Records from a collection

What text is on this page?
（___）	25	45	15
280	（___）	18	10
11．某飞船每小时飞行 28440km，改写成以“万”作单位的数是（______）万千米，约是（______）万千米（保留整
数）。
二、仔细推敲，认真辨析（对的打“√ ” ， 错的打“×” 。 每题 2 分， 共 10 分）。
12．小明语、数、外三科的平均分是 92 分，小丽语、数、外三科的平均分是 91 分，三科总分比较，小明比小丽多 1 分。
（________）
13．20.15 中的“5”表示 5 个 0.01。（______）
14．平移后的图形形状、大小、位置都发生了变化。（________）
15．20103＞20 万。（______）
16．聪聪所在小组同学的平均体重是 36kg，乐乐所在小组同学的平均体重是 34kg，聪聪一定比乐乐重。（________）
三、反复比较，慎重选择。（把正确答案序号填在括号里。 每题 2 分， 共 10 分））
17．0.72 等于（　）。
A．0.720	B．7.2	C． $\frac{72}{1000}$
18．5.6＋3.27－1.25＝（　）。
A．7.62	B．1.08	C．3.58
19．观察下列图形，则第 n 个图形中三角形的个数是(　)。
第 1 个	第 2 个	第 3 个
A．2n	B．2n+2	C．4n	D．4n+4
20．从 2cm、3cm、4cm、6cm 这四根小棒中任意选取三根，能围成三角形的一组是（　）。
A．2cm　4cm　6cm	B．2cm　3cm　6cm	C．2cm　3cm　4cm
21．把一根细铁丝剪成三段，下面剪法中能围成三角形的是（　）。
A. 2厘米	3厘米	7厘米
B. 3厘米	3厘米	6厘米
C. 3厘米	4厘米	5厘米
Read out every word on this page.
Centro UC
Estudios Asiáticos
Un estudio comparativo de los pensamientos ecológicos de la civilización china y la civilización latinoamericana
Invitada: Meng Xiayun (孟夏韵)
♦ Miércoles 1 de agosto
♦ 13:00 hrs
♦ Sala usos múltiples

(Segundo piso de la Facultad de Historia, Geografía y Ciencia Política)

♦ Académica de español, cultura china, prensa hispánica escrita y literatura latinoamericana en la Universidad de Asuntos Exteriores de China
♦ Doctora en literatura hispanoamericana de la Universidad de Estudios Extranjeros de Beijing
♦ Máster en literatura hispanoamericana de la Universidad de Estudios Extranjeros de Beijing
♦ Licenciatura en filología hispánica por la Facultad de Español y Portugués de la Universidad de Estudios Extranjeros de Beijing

- Goal
Select every line above that contains the word "Estudios", and copy it.

- Right answer
Estudios Asiáticos
♦ Doctora en literatura hispanoamericana de la Universidad de Estudios Extranjeros de Beijing
♦ Máster en literatura hispanoamericana de la Universidad de Estudios Extranjeros de Beijing
♦ Licenciatura en filología hispánica por la Facultad de Español y Portugués de la Universidad de Estudios Extranjeros de Beijing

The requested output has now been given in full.